Work to complete>
Filter for the word "where" and keep each matching line.

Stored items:
*-*-*
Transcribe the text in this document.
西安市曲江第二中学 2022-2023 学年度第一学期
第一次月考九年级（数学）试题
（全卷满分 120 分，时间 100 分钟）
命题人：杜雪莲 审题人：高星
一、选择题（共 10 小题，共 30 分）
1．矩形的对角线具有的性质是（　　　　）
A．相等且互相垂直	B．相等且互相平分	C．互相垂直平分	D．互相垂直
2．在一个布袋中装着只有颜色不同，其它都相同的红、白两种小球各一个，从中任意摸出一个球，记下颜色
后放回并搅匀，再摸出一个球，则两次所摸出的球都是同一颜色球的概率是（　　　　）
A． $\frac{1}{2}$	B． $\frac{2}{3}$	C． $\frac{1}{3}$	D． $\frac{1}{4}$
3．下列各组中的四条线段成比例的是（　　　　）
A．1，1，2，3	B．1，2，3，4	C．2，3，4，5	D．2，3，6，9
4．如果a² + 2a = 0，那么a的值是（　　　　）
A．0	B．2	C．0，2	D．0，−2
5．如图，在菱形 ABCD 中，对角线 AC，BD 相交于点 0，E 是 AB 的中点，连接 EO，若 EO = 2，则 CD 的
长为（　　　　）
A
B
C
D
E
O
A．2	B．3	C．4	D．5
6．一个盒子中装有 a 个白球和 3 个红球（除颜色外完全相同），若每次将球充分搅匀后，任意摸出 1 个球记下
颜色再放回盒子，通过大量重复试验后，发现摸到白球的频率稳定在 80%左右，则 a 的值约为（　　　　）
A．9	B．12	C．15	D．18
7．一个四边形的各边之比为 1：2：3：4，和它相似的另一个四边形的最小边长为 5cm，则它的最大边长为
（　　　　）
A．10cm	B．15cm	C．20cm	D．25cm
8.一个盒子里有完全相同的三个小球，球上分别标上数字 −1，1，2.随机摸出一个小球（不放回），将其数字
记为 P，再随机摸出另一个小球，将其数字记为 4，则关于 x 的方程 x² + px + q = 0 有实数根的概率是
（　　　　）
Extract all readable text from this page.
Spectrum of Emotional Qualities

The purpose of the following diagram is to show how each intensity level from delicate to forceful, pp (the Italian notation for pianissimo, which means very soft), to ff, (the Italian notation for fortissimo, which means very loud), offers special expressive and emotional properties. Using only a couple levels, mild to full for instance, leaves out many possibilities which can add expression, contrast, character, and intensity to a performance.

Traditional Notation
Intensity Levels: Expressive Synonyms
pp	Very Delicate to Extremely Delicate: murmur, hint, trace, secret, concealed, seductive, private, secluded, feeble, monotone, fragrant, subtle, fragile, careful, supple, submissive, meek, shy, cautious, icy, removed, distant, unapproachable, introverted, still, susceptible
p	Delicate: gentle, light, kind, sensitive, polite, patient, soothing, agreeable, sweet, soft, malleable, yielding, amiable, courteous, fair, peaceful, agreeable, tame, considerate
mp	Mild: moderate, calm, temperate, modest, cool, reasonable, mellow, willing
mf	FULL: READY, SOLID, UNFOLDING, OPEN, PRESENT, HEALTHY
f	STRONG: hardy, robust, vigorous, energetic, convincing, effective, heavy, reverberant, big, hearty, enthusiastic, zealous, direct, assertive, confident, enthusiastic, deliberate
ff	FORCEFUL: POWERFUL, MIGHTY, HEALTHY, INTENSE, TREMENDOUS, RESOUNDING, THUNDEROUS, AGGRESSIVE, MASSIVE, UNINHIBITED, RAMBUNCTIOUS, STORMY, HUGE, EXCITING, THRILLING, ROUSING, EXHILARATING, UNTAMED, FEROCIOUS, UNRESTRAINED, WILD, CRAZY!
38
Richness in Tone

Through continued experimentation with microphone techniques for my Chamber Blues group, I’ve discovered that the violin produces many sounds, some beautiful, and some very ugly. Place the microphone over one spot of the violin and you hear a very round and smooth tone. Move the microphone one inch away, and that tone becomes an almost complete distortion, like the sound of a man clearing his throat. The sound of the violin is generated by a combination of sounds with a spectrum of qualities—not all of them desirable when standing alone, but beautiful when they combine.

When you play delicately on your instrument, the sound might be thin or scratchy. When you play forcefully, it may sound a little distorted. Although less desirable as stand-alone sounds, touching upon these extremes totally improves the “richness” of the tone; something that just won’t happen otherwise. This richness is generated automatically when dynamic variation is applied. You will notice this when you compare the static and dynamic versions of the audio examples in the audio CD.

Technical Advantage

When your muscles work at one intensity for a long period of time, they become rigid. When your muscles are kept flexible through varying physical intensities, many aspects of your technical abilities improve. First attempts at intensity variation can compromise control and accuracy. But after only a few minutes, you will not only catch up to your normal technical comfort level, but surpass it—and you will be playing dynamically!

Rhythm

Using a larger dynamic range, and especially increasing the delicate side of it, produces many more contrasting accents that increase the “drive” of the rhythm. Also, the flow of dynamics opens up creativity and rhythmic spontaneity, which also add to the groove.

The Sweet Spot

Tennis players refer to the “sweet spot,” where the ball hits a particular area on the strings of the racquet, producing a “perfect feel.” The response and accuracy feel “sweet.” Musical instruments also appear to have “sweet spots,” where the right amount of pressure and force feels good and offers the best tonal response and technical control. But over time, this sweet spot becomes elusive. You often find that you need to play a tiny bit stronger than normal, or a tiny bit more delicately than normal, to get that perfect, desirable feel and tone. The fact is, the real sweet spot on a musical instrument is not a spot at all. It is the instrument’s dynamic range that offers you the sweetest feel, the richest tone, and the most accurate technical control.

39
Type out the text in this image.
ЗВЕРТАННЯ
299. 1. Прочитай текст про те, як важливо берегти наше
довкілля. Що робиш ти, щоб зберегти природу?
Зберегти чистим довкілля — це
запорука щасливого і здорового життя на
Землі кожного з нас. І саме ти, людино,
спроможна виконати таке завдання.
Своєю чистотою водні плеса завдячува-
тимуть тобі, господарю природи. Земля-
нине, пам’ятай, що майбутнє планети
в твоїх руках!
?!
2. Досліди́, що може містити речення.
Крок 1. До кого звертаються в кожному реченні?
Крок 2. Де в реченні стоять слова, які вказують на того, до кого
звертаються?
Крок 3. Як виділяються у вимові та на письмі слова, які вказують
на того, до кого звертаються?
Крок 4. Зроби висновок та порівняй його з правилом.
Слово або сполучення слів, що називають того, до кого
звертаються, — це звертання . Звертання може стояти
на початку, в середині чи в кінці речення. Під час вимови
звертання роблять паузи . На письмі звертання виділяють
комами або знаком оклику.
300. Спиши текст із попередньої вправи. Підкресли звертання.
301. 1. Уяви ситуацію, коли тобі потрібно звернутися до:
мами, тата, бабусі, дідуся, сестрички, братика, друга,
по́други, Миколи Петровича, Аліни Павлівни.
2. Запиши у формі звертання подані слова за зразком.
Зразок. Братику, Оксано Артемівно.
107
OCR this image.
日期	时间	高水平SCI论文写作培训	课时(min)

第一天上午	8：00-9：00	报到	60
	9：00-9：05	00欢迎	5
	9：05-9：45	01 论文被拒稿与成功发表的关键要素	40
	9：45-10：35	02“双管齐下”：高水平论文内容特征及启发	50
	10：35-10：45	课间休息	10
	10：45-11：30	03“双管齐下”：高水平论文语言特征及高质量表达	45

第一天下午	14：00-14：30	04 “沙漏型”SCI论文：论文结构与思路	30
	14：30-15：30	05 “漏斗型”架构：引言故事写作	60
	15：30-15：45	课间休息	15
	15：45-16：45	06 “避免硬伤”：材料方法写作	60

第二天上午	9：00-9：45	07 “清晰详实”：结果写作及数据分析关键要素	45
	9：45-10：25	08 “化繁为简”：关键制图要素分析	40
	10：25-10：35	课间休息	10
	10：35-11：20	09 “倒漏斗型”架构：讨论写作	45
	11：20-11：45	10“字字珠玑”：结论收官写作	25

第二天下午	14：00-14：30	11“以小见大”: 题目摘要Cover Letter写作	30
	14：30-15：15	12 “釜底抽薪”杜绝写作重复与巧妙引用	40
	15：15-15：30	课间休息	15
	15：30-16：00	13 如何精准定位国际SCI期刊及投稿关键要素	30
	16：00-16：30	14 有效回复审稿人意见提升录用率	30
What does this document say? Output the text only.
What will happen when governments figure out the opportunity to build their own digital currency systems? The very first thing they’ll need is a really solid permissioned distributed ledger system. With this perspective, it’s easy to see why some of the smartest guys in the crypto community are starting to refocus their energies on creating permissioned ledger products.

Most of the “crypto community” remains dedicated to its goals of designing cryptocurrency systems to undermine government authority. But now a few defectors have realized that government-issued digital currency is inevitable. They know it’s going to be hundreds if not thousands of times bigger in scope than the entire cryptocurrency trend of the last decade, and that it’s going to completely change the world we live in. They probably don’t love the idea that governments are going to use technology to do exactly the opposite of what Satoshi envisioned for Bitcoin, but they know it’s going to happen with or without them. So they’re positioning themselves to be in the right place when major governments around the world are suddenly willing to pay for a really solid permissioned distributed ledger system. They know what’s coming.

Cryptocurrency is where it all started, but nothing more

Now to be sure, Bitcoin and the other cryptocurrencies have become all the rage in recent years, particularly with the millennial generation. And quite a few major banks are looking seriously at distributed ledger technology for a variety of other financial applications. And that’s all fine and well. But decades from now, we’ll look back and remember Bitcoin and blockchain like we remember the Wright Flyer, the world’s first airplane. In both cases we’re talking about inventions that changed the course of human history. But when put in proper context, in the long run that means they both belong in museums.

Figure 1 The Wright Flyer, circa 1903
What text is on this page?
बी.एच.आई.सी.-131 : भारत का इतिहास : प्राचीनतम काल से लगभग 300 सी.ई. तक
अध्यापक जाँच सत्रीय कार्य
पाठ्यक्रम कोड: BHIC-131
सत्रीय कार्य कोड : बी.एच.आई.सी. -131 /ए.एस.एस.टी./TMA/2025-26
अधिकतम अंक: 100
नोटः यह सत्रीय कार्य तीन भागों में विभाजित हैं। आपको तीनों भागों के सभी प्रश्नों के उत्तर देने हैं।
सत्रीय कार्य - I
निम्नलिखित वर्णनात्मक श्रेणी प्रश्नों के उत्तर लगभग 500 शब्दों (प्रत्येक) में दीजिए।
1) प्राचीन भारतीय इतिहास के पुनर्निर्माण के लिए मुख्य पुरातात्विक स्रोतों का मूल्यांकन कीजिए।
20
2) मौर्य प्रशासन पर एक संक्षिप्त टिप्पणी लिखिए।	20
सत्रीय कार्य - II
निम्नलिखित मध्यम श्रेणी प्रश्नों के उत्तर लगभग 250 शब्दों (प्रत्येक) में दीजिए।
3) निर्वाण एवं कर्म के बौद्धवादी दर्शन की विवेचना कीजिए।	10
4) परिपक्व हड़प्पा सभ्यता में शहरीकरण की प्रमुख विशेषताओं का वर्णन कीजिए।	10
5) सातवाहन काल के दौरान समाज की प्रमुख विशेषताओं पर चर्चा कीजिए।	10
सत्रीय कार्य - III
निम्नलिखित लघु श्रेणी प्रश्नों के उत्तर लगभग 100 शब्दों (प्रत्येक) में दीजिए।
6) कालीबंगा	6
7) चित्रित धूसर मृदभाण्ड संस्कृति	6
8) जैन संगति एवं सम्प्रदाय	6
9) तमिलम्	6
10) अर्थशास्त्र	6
*-*-*
Answer to the problem>
Tennis players refer to the “sweet spot,” where the ball hits a particular area on the strings of the racquet, producing a “perfect feel.” The response and accuracy feel “sweet.” Musical instruments also appear to have “sweet spots,” where the right amount of pressure and force feels good and offers the best tonal response and technical control. But over time, this sweet spot becomes elusive. You often find that you need to play a tiny bit stronger than normal, or a tiny bit more delicately than normal, to get that perfect, desirable feel and tone. The fact is, the real sweet spot on a musical instrument is not a spot at all. It is the instrument’s dynamic range that offers you the sweetest feel, the richest tone, and the most accurate technical control.
Cryptocurrency is where it all started, but nothing more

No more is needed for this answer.